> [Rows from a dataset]
◆ ◆ ◆ ◆ ◆ ◆ ◆

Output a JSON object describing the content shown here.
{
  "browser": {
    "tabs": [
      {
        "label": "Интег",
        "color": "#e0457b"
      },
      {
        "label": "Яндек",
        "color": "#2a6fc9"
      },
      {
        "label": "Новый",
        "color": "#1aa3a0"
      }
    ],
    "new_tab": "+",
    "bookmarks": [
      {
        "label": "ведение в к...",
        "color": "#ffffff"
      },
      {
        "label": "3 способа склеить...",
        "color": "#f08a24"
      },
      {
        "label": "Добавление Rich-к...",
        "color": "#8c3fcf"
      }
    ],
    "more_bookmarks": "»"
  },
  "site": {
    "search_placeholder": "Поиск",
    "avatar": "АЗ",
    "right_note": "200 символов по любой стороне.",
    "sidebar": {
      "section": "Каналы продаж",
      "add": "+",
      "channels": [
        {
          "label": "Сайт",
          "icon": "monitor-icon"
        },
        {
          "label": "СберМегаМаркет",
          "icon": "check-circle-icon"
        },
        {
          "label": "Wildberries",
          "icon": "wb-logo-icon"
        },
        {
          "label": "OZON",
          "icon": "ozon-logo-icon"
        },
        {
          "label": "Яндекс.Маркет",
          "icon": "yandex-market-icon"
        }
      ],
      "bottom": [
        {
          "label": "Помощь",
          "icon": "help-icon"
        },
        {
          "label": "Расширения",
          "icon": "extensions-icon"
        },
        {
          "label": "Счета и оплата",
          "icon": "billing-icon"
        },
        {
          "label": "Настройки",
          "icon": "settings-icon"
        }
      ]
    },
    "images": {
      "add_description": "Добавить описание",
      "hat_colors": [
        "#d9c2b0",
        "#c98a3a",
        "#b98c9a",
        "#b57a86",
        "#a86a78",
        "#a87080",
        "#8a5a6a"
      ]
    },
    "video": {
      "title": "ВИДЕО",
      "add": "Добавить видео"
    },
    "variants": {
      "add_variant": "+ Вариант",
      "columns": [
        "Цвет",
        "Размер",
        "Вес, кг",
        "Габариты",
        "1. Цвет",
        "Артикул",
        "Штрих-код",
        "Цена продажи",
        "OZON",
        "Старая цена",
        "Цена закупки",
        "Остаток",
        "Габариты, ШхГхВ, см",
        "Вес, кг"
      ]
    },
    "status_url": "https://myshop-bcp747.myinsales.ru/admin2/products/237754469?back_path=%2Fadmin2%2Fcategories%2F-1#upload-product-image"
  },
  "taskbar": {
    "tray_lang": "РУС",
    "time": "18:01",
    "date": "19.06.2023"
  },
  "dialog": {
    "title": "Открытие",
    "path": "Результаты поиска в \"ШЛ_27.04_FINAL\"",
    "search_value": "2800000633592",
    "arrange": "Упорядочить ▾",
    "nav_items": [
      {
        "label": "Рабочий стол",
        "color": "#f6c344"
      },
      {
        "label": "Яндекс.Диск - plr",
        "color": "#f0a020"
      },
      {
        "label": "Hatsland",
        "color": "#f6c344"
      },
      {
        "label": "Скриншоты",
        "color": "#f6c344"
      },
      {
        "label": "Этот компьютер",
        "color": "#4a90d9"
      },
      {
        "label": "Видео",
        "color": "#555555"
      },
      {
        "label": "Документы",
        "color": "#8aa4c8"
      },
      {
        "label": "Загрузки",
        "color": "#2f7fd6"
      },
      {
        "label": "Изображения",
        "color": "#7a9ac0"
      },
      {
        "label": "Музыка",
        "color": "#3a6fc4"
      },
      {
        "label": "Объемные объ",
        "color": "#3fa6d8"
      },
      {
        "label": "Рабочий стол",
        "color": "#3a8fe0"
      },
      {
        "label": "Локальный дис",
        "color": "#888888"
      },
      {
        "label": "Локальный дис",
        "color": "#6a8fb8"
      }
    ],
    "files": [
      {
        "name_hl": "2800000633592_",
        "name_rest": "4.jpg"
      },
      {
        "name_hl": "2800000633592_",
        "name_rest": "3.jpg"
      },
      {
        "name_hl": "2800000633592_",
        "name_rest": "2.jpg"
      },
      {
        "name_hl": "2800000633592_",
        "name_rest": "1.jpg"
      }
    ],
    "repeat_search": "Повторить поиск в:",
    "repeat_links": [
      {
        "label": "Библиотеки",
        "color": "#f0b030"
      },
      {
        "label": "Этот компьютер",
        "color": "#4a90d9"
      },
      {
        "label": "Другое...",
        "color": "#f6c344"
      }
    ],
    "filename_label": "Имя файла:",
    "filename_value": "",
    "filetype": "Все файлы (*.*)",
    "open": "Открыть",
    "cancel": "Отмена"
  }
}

◆ ◆ ◆ ◆ ◆ ◆ ◆

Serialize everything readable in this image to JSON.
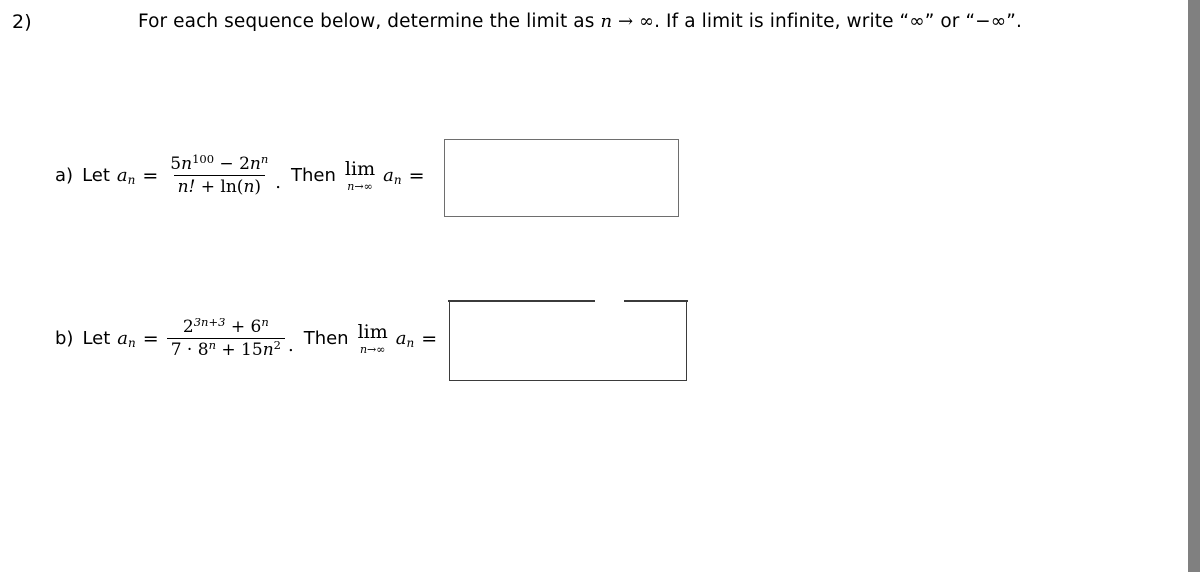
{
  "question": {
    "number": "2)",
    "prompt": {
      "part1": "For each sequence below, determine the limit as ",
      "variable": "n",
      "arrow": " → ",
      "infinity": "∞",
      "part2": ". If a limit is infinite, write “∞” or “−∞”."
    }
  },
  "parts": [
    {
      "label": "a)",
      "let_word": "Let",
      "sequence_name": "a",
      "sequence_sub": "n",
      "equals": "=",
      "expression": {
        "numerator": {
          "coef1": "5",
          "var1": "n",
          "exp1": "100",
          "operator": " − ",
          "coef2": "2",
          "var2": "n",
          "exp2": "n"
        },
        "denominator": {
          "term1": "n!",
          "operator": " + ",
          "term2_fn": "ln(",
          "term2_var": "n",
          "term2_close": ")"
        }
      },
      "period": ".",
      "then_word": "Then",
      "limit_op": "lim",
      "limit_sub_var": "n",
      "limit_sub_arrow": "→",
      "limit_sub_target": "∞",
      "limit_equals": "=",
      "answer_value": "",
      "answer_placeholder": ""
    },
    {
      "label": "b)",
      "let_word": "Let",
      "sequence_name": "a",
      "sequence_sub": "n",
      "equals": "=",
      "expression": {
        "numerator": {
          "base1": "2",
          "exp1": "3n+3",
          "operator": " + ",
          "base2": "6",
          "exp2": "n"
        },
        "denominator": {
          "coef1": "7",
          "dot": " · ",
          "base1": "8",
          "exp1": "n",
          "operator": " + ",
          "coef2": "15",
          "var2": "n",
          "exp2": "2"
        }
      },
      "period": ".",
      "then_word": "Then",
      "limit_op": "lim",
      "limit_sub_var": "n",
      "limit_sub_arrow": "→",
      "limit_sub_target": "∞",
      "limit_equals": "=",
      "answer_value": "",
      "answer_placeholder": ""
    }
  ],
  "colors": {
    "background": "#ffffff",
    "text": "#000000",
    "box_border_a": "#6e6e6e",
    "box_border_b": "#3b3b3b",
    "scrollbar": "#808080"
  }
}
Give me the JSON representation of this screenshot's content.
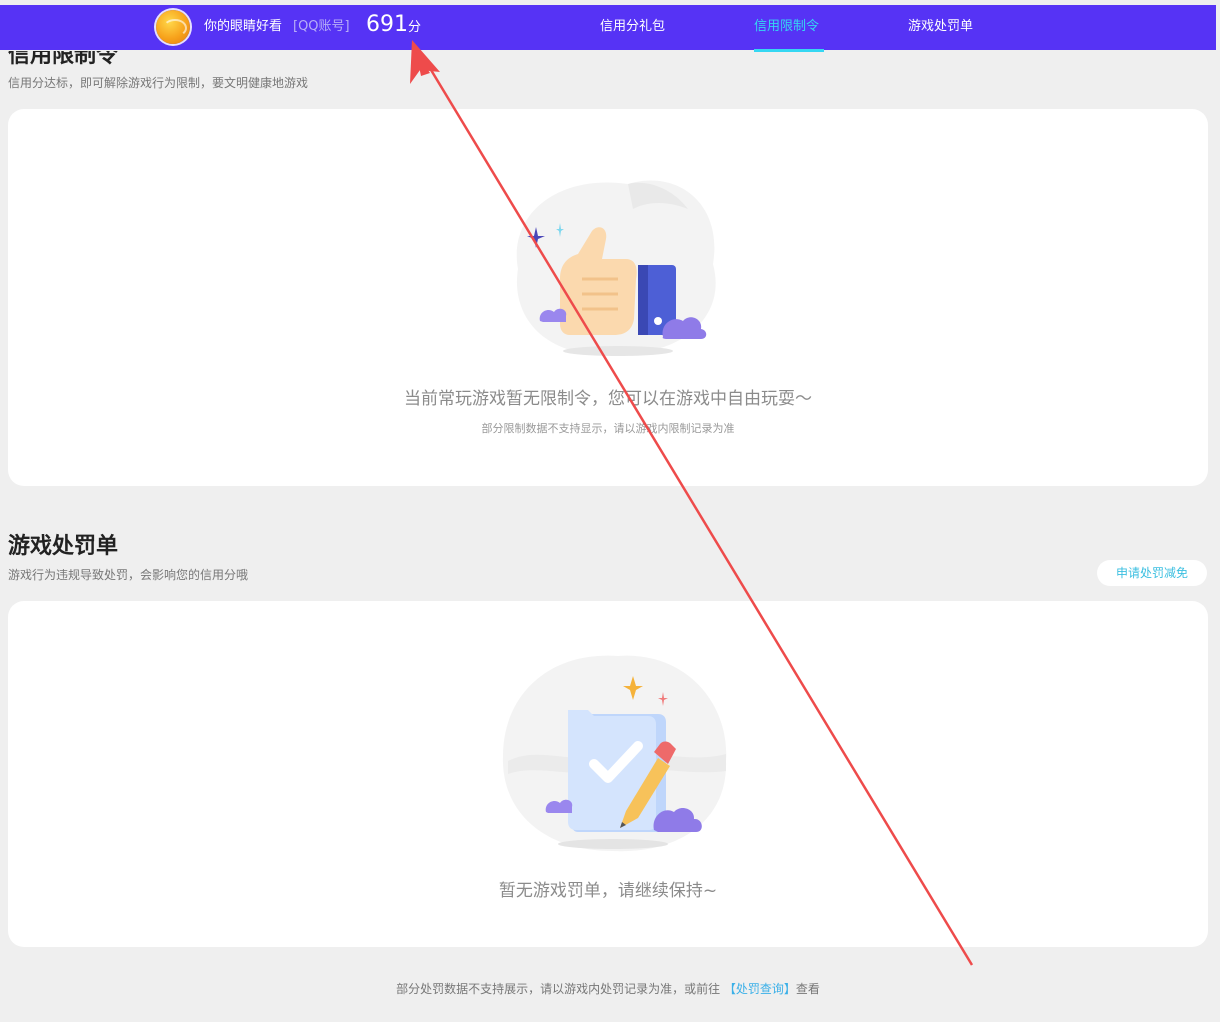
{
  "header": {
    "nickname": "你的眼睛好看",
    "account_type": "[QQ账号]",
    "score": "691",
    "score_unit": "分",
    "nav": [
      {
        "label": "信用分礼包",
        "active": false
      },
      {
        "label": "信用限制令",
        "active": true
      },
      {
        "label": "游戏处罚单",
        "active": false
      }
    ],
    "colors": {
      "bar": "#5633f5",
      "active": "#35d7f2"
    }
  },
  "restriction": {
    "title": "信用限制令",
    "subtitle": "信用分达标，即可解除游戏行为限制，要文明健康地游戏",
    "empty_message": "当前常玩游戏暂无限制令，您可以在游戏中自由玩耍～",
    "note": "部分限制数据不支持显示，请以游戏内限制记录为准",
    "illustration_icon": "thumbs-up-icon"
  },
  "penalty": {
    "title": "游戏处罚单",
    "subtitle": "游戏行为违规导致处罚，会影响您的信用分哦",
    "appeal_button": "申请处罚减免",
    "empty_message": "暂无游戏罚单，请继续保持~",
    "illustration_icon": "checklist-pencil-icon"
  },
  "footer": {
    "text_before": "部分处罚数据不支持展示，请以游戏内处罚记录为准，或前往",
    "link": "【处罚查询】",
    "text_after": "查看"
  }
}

◆ ◆ ◆ ◆ ◆ ◆ ◆

> [EXERCISE PROMPT] Whichever lines contain the string "active", select and copy them.

> [FULL OUTPUT]
        "active": false
        "active": true
        "active": false
      "active": "#35d7f2"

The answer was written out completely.